[start of GIVEN INFORMATION]
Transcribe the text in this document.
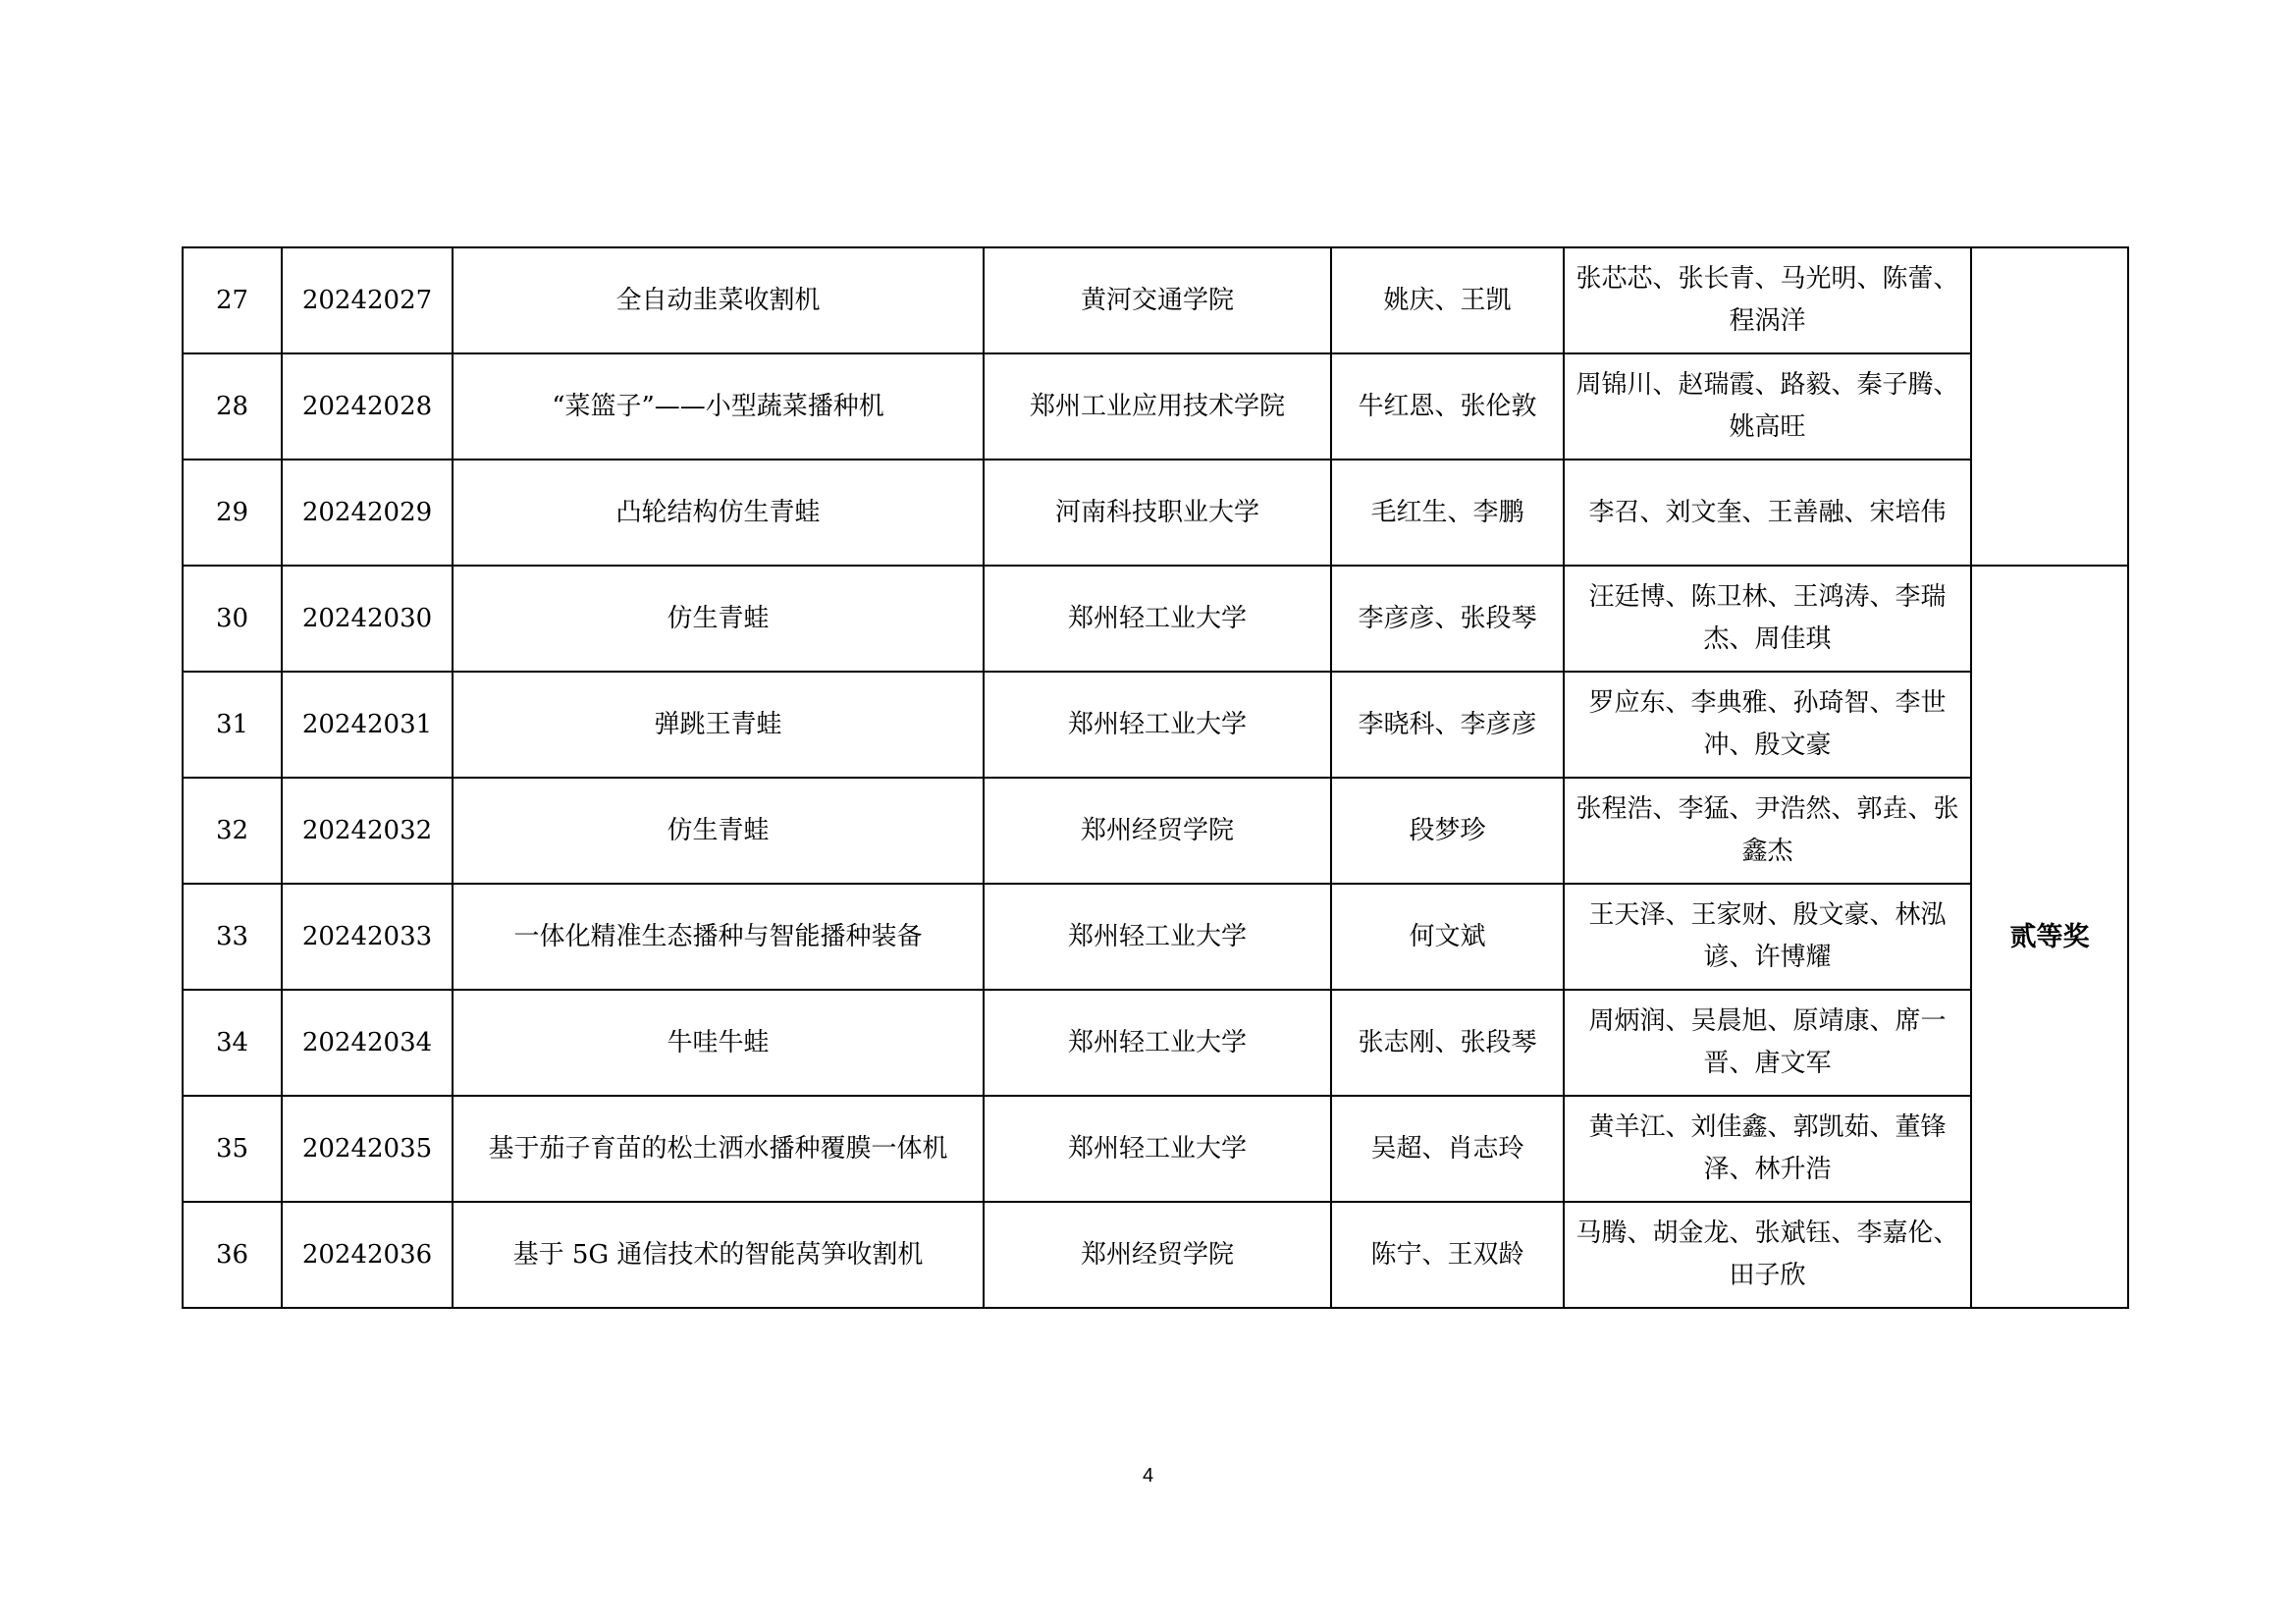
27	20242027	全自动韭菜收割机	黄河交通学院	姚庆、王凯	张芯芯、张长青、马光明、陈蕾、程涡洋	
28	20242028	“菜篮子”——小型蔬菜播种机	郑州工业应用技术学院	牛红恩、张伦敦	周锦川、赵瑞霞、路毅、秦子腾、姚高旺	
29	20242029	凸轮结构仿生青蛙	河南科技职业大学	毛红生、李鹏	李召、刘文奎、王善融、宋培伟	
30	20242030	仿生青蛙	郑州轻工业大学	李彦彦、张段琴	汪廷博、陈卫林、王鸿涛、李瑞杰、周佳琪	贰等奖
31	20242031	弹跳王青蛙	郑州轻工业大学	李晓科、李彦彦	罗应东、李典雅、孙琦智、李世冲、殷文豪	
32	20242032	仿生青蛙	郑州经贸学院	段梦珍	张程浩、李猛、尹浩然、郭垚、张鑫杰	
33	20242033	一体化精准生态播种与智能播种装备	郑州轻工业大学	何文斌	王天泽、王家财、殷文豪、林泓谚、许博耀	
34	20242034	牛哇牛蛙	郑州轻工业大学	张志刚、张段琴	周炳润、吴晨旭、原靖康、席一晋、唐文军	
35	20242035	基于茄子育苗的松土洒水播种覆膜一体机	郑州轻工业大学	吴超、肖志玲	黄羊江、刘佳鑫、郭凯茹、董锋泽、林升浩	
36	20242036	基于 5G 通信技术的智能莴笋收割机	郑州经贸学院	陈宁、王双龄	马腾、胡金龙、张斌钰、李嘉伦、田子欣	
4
[end of GIVEN INFORMATION]
[start of GIVEN INFORMATION]
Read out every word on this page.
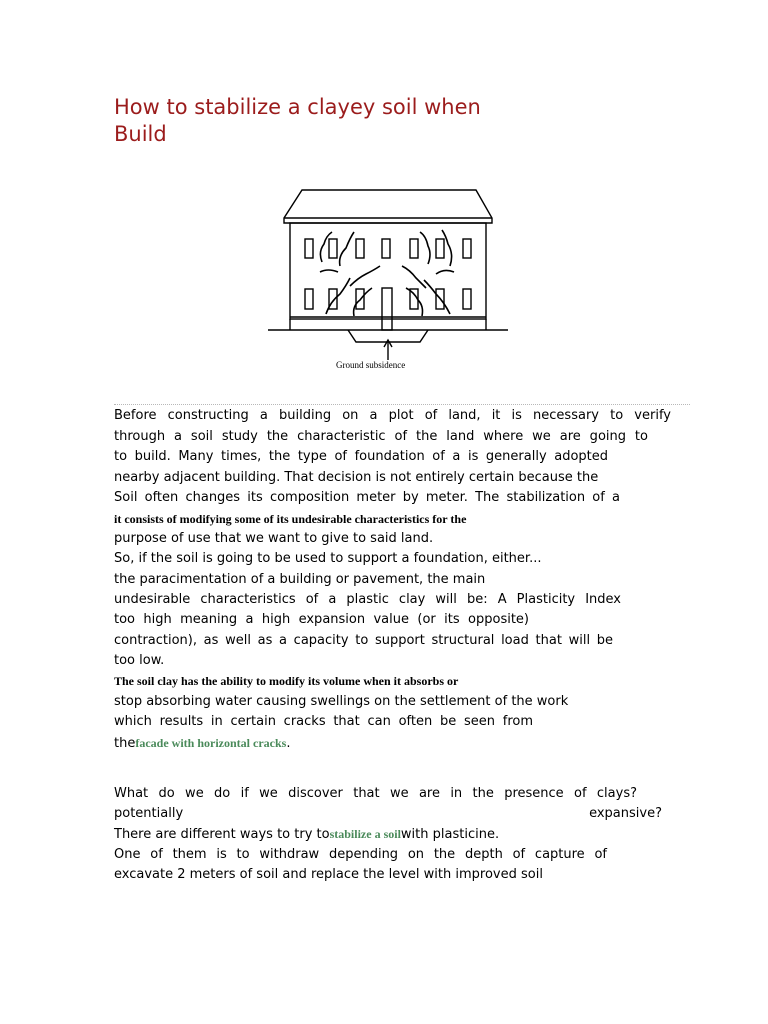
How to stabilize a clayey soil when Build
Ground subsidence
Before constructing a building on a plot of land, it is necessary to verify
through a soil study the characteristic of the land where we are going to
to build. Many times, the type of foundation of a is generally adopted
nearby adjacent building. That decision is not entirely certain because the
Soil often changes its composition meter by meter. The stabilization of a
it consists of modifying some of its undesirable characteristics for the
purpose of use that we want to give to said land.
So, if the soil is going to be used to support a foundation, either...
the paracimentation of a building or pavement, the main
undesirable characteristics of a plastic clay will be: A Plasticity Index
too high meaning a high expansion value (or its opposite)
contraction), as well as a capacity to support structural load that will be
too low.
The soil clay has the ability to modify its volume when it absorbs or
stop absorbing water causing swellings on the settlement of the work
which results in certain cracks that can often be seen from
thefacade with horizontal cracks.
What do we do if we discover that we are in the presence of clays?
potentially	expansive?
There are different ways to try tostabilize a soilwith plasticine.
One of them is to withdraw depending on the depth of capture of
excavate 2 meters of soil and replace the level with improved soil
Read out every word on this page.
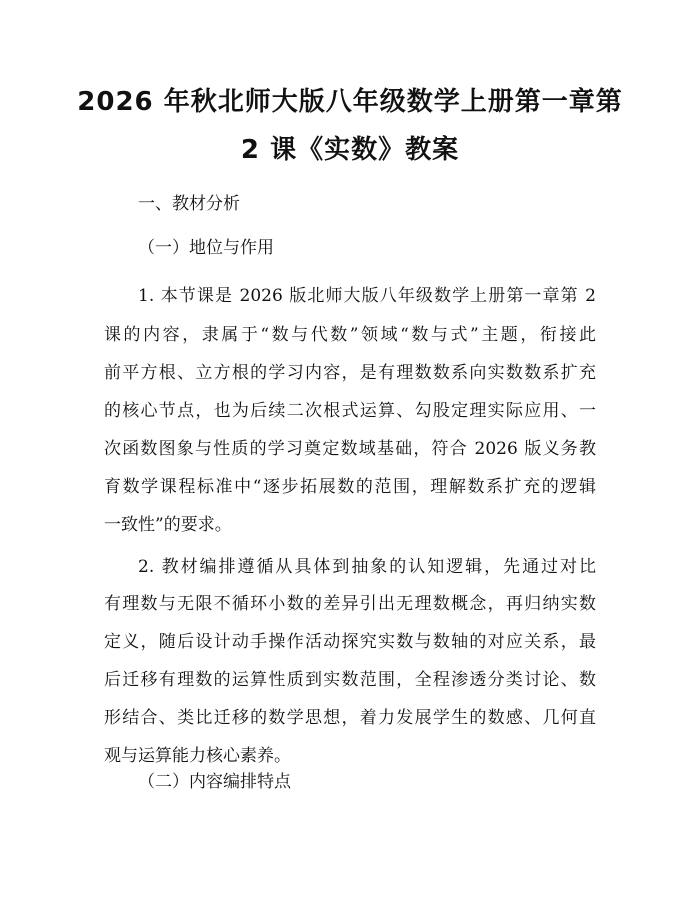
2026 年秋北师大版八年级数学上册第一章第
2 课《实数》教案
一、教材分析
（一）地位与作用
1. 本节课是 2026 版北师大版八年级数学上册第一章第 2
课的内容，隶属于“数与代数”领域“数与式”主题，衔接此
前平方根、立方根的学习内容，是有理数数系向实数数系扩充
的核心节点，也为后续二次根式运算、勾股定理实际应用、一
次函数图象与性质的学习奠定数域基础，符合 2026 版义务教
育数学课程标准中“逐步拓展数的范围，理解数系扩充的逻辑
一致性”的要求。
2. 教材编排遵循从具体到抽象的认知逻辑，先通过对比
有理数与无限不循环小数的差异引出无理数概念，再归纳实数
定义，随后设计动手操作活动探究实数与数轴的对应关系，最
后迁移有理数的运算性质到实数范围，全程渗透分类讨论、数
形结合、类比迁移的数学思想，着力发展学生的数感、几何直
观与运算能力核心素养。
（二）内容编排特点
[end of GIVEN INFORMATION]
## YOUR TASK
Select every line of the records holding the string "often".

## RESPONSE FOR THIS EXERCISE
Soil often changes its composition meter by meter. The stabilization of a
which results in certain cracks that can often be seen from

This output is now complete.